** begin **
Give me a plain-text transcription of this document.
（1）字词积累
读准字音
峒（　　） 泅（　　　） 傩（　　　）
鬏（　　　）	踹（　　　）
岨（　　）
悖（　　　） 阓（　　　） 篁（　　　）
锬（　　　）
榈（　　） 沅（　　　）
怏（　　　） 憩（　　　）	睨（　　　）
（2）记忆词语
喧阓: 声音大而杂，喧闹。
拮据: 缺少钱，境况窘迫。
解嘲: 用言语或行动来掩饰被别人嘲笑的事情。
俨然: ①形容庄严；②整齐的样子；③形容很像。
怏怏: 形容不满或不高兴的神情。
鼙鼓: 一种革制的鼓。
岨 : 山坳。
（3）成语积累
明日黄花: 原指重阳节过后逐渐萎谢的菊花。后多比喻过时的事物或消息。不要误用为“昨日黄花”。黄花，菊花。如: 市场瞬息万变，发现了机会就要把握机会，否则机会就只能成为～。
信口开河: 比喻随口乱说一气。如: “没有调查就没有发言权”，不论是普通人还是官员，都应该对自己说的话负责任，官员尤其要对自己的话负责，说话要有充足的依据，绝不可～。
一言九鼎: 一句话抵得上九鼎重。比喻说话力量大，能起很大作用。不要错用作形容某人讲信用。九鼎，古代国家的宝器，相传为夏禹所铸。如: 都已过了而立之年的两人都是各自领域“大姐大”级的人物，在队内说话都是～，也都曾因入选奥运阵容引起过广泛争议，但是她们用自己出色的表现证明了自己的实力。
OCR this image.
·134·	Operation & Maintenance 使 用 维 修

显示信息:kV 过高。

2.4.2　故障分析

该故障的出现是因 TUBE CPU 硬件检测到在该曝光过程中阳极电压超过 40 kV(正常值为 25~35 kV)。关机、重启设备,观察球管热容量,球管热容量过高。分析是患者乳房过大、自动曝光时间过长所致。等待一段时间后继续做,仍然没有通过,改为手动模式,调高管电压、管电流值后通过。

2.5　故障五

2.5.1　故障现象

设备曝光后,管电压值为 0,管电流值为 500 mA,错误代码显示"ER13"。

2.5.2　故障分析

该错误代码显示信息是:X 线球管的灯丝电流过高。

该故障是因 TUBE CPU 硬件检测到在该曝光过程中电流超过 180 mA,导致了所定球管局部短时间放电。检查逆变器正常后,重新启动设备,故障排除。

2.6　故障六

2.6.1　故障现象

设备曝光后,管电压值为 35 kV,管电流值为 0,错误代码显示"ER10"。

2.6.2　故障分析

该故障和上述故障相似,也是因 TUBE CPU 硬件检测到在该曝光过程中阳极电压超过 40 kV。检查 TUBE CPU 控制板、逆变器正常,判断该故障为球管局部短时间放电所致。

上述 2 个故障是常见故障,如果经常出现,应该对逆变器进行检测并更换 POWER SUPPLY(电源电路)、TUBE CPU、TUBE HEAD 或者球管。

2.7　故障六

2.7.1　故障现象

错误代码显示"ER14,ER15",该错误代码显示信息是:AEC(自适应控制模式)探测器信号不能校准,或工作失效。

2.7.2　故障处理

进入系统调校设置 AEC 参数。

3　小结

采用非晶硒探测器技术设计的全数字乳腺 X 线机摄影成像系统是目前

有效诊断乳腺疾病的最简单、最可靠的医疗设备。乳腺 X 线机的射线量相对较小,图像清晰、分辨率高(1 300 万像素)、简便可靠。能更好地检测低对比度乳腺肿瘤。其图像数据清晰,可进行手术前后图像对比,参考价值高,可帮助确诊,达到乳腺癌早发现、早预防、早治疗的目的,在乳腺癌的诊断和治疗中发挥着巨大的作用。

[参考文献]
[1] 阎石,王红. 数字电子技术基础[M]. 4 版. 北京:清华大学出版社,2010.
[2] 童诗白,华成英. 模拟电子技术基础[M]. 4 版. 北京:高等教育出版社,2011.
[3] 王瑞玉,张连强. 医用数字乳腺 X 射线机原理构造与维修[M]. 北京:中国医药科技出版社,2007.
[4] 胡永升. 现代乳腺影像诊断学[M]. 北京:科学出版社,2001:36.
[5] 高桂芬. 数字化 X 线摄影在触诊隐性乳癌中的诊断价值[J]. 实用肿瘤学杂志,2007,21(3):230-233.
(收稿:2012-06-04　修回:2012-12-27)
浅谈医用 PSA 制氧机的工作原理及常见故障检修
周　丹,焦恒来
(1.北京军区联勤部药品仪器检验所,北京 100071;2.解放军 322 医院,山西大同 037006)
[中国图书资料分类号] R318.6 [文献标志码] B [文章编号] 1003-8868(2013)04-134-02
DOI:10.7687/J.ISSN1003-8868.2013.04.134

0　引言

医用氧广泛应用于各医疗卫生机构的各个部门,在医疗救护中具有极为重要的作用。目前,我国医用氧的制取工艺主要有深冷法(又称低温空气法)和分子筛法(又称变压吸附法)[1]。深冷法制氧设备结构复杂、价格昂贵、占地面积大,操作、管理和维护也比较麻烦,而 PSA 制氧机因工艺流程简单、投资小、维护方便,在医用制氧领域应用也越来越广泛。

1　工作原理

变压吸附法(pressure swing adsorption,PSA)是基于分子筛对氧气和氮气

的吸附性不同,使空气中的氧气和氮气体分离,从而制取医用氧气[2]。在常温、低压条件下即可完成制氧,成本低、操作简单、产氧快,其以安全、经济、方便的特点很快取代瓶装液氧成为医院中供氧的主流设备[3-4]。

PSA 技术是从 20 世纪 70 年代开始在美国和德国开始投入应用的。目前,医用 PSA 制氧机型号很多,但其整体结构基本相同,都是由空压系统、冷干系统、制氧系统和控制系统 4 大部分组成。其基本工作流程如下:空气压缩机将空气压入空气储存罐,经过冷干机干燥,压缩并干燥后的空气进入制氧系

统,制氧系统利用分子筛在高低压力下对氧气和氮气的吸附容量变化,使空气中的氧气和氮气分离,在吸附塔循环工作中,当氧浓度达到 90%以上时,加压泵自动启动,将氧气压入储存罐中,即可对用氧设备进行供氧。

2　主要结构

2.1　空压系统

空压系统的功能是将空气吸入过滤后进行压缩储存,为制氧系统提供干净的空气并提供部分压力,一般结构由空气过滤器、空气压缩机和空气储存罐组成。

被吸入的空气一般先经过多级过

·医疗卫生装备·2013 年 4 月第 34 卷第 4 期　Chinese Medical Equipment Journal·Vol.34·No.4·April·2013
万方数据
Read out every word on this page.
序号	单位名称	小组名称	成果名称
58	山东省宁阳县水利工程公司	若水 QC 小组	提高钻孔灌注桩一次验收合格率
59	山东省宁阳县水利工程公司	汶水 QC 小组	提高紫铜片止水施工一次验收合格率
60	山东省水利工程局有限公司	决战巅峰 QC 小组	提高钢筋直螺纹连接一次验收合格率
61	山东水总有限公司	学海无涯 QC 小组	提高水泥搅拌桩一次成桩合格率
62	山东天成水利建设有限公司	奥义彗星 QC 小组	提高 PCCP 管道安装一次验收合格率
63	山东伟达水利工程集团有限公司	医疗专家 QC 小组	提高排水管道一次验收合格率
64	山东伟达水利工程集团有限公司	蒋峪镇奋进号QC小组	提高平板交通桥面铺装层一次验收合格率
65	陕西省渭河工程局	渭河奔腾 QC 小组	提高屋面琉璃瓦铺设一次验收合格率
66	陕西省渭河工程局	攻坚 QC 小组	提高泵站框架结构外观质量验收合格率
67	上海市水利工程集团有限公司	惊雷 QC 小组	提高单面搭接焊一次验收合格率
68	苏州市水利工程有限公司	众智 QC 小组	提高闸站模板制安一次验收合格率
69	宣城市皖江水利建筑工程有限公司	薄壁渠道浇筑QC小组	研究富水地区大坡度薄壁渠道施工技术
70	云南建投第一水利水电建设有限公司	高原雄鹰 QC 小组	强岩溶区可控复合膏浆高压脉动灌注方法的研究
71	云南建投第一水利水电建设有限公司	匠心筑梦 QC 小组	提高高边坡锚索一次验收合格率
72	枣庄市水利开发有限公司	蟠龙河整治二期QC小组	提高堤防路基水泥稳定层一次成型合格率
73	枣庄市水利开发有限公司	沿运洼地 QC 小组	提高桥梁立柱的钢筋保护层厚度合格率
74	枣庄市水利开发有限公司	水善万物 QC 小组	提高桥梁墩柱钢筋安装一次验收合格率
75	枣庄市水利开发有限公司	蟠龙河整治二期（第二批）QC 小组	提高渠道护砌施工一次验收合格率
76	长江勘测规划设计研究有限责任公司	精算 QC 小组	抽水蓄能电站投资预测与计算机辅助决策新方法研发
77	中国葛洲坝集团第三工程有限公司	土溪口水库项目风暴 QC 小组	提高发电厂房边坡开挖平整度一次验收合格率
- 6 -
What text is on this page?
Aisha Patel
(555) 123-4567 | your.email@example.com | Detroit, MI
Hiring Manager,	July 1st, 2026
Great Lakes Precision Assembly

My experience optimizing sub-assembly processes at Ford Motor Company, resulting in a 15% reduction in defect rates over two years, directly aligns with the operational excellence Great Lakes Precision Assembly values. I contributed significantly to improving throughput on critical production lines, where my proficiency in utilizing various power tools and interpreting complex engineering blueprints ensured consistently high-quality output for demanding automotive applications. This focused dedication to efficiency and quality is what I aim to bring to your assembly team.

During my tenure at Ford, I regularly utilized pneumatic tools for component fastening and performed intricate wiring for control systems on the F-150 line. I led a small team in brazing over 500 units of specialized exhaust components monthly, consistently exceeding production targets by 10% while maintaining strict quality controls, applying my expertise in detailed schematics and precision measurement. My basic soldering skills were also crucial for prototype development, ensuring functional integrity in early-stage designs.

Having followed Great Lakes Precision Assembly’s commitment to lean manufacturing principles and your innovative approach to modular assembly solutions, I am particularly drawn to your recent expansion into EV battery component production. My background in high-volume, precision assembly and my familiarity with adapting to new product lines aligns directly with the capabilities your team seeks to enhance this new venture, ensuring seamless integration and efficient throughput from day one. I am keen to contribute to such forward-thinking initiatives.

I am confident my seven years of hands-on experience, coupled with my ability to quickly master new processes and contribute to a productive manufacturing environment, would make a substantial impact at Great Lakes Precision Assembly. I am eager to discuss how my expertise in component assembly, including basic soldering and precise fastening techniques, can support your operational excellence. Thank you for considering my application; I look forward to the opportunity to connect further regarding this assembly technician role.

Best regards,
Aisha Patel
** end **
* _What to produce_: Show every line from the entries above in which the word "years" appears.

* _Result of the exercise_:
My experience optimizing sub-assembly processes at Ford Motor Company, resulting in a 15% reduction in defect rates over two years, directly aligns with the operational excellence Great Lakes Precision Assembly values. I contributed significantly to improving throughput on critical production lines, where my proficiency in utilizing various power tools and interpreting complex engineering blueprints ensured consistently high-quality output for demanding automotive applications. This focused dedication to efficiency and quality is what I aim to bring to your assembly team.
I am confident my seven years of hands-on experience, coupled with my ability to quickly master new processes and contribute to a productive manufacturing environment, would make a substantial impact at Great Lakes Precision Assembly. I am eager to discuss how my expertise in component assembly, including basic soldering and precise fastening techniques, can support your operational excellence. Thank you for considering my application; I look forward to the opportunity to connect further regarding this assembly technician role.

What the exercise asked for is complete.